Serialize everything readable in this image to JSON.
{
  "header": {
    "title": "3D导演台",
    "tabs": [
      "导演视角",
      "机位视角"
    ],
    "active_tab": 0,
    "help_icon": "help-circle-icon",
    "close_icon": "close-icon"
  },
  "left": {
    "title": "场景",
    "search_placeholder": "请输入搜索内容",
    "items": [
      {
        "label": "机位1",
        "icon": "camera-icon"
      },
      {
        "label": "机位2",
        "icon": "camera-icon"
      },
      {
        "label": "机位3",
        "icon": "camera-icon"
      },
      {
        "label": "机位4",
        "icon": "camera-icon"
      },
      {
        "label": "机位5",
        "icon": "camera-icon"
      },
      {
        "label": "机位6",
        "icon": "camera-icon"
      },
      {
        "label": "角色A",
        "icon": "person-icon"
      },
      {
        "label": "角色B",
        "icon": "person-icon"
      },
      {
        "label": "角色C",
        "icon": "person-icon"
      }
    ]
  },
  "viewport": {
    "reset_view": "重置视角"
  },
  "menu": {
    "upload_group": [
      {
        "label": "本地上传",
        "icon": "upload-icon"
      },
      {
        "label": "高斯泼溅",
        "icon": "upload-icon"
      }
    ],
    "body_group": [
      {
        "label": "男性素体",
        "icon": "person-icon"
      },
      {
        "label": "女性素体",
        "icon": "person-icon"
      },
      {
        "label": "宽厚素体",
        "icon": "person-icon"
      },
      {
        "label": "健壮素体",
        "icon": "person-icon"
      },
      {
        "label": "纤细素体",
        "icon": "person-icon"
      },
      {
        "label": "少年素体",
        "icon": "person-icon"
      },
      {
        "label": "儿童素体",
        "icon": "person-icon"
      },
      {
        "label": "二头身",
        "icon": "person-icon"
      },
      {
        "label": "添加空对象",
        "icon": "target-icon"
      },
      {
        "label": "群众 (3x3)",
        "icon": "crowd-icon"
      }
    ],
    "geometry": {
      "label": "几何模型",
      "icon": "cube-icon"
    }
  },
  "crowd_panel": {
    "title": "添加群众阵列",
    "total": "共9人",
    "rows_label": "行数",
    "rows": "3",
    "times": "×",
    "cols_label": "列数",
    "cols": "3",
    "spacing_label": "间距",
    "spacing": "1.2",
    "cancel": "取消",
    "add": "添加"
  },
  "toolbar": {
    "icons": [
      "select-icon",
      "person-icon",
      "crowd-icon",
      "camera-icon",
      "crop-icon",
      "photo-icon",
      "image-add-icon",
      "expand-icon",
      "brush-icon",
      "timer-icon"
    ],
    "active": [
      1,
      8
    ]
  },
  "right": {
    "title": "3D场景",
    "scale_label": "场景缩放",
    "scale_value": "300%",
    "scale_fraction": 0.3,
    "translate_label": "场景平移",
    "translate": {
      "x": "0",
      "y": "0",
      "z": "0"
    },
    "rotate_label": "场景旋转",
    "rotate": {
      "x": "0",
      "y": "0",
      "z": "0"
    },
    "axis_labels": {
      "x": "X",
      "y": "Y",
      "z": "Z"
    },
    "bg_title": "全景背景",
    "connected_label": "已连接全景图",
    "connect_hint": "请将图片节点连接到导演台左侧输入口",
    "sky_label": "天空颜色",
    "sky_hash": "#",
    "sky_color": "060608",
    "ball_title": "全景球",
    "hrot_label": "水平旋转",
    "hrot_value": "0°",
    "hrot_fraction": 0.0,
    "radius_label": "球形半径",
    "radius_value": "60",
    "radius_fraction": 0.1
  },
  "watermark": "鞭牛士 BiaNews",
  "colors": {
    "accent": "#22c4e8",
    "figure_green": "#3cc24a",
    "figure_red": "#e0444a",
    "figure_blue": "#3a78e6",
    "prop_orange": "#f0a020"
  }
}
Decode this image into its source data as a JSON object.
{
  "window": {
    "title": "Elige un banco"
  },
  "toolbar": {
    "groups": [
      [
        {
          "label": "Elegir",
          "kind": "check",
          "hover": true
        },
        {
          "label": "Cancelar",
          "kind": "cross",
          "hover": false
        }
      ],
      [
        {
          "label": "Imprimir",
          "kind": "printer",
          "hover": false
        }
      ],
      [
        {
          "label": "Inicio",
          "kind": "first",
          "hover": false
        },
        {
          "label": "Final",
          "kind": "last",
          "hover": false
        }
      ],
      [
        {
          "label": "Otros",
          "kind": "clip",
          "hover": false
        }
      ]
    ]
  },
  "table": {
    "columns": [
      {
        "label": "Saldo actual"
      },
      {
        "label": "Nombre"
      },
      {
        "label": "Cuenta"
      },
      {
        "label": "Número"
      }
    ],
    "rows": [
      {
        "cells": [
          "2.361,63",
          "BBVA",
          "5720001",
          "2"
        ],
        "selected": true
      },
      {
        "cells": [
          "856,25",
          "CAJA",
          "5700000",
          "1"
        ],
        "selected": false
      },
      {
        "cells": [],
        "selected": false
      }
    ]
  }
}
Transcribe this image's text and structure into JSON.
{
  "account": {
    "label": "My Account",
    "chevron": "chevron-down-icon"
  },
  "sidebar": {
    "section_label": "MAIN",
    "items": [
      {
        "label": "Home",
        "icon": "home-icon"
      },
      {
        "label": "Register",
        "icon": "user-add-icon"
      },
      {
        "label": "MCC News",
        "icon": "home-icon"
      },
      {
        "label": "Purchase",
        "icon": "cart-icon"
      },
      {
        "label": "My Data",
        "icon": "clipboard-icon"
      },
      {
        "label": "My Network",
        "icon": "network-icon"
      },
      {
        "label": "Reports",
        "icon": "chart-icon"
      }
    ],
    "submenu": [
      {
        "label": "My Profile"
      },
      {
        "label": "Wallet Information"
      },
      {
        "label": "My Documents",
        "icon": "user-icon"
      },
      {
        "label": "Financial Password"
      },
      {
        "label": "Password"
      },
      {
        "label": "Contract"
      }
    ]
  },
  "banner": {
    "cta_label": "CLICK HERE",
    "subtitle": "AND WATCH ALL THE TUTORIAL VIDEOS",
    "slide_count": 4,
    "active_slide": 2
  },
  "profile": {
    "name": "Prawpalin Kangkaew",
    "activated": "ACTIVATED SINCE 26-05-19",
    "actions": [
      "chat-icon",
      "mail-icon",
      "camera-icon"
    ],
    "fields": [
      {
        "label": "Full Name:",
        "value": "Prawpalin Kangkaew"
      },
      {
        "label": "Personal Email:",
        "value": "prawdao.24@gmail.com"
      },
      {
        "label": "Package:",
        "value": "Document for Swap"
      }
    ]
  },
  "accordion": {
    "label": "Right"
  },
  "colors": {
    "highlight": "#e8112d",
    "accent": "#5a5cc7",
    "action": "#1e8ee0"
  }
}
___
■ **Problem requirements**: Could you quote the material above in full, exactly as it stands?

■ **Task response**:
Serialize everything readable in this image to JSON.
{
  "header": {
    "title": "3D导演台",
    "tabs": [
      "导演视角",
      "机位视角"
    ],
    "active_tab": 0,
    "help_icon": "help-circle-icon",
    "close_icon": "close-icon"
  },
  "left": {
    "title": "场景",
    "search_placeholder": "请输入搜索内容",
    "items": [
      {
        "label": "机位1",
        "icon": "camera-icon"
      },
      {
        "label": "机位2",
        "icon": "camera-icon"
      },
      {
        "label": "机位3",
        "icon": "camera-icon"
      },
      {
        "label": "机位4",
        "icon": "camera-icon"
      },
      {
        "label": "机位5",
        "icon": "camera-icon"
      },
      {
        "label": "机位6",
        "icon": "camera-icon"
      },
      {
        "label": "角色A",
        "icon": "person-icon"
      },
      {
        "label": "角色B",
        "icon": "person-icon"
      },
      {
        "label": "角色C",
        "icon": "person-icon"
      }
    ]
  },
  "viewport": {
    "reset_view": "重置视角"
  },
  "menu": {
    "upload_group": [
      {
        "label": "本地上传",
        "icon": "upload-icon"
      },
      {
        "label": "高斯泼溅",
        "icon": "upload-icon"
      }
    ],
    "body_group": [
      {
        "label": "男性素体",
        "icon": "person-icon"
      },
      {
        "label": "女性素体",
        "icon": "person-icon"
      },
      {
        "label": "宽厚素体",
        "icon": "person-icon"
      },
      {
        "label": "健壮素体",
        "icon": "person-icon"
      },
      {
        "label": "纤细素体",
        "icon": "person-icon"
      },
      {
        "label": "少年素体",
        "icon": "person-icon"
      },
      {
        "label": "儿童素体",
        "icon": "person-icon"
      },
      {
        "label": "二头身",
        "icon": "person-icon"
      },
      {
        "label": "添加空对象",
        "icon": "target-icon"
      },
      {
        "label": "群众 (3x3)",
        "icon": "crowd-icon"
      }
    ],
    "geometry": {
      "label": "几何模型",
      "icon": "cube-icon"
    }
  },
  "crowd_panel": {
    "title": "添加群众阵列",
    "total": "共9人",
    "rows_label": "行数",
    "rows": "3",
    "times": "×",
    "cols_label": "列数",
    "cols": "3",
    "spacing_label": "间距",
    "spacing": "1.2",
    "cancel": "取消",
    "add": "添加"
  },
  "toolbar": {
    "icons": [
      "select-icon",
      "person-icon",
      "crowd-icon",
      "camera-icon",
      "crop-icon",
      "photo-icon",
      "image-add-icon",
      "expand-icon",
      "brush-icon",
      "timer-icon"
    ],
    "active": [
      1,
      8
    ]
  },
  "right": {
    "title": "3D场景",
    "scale_label": "场景缩放",
    "scale_value": "300%",
    "scale_fraction": 0.3,
    "translate_label": "场景平移",
    "translate": {
      "x": "0",
      "y": "0",
      "z": "0"
    },
    "rotate_label": "场景旋转",
    "rotate": {
      "x": "0",
      "y": "0",
      "z": "0"
    },
    "axis_labels": {
      "x": "X",
      "y": "Y",
      "z": "Z"
    },
    "bg_title": "全景背景",
    "connected_label": "已连接全景图",
    "connect_hint": "请将图片节点连接到导演台左侧输入口",
    "sky_label": "天空颜色",
    "sky_hash": "#",
    "sky_color": "060608",
    "ball_title": "全景球",
    "hrot_label": "水平旋转",
    "hrot_value": "0°",
    "hrot_fraction": 0.0,
    "radius_label": "球形半径",
    "radius_value": "60",
    "radius_fraction": 0.1
  },
  "watermark": "鞭牛士 BiaNews",
  "colors": {
    "accent": "#22c4e8",
    "figure_green": "#3cc24a",
    "figure_red": "#e0444a",
    "figure_blue": "#3a78e6",
    "prop_orange": "#f0a020"
  }
}
Decode this image into its source data as a JSON object.
{
  "window": {
    "title": "Elige un banco"
  },
  "toolbar": {
    "groups": [
      [
        {
          "label": "Elegir",
          "kind": "check",
          "hover": true
        },
        {
          "label": "Cancelar",
          "kind": "cross",
          "hover": false
        }
      ],
      [
        {
          "label": "Imprimir",
          "kind": "printer",
          "hover": false
        }
      ],
      [
        {
          "label": "Inicio",
          "kind": "first",
          "hover": false
        },
        {
          "label": "Final",
          "kind": "last",
          "hover": false
        }
      ],
      [
        {
          "label": "Otros",
          "kind": "clip",
          "hover": false
        }
      ]
    ]
  },
  "table": {
    "columns": [
      {
        "label": "Saldo actual"
      },
      {
        "label": "Nombre"
      },
      {
        "label": "Cuenta"
      },
      {
        "label": "Número"
      }
    ],
    "rows": [
      {
        "cells": [
          "2.361,63",
          "BBVA",
          "5720001",
          "2"
        ],
        "selected": true
      },
      {
        "cells": [
          "856,25",
          "CAJA",
          "5700000",
          "1"
        ],
        "selected": false
      },
      {
        "cells": [],
        "selected": false
      }
    ]
  }
}
Transcribe this image's text and structure into JSON.
{
  "account": {
    "label": "My Account",
    "chevron": "chevron-down-icon"
  },
  "sidebar": {
    "section_label": "MAIN",
    "items": [
      {
        "label": "Home",
        "icon": "home-icon"
      },
      {
        "label": "Register",
        "icon": "user-add-icon"
      },
      {
        "label": "MCC News",
        "icon": "home-icon"
      },
      {
        "label": "Purchase",
        "icon": "cart-icon"
      },
      {
        "label": "My Data",
        "icon": "clipboard-icon"
      },
      {
        "label": "My Network",
        "icon": "network-icon"
      },
      {
        "label": "Reports",
        "icon": "chart-icon"
      }
    ],
    "submenu": [
      {
        "label": "My Profile"
      },
      {
        "label": "Wallet Information"
      },
      {
        "label": "My Documents",
        "icon": "user-icon"
      },
      {
        "label": "Financial Password"
      },
      {
        "label": "Password"
      },
      {
        "label": "Contract"
      }
    ]
  },
  "banner": {
    "cta_label": "CLICK HERE",
    "subtitle": "AND WATCH ALL THE TUTORIAL VIDEOS",
    "slide_count": 4,
    "active_slide": 2
  },
  "profile": {
    "name": "Prawpalin Kangkaew",
    "activated": "ACTIVATED SINCE 26-05-19",
    "actions": [
      "chat-icon",
      "mail-icon",
      "camera-icon"
    ],
    "fields": [
      {
        "label": "Full Name:",
        "value": "Prawpalin Kangkaew"
      },
      {
        "label": "Personal Email:",
        "value": "prawdao.24@gmail.com"
      },
      {
        "label": "Package:",
        "value": "Document for Swap"
      }
    ]
  },
  "accordion": {
    "label": "Right"
  },
  "colors": {
    "highlight": "#e8112d",
    "accent": "#5a5cc7",
    "action": "#1e8ee0"
  }
}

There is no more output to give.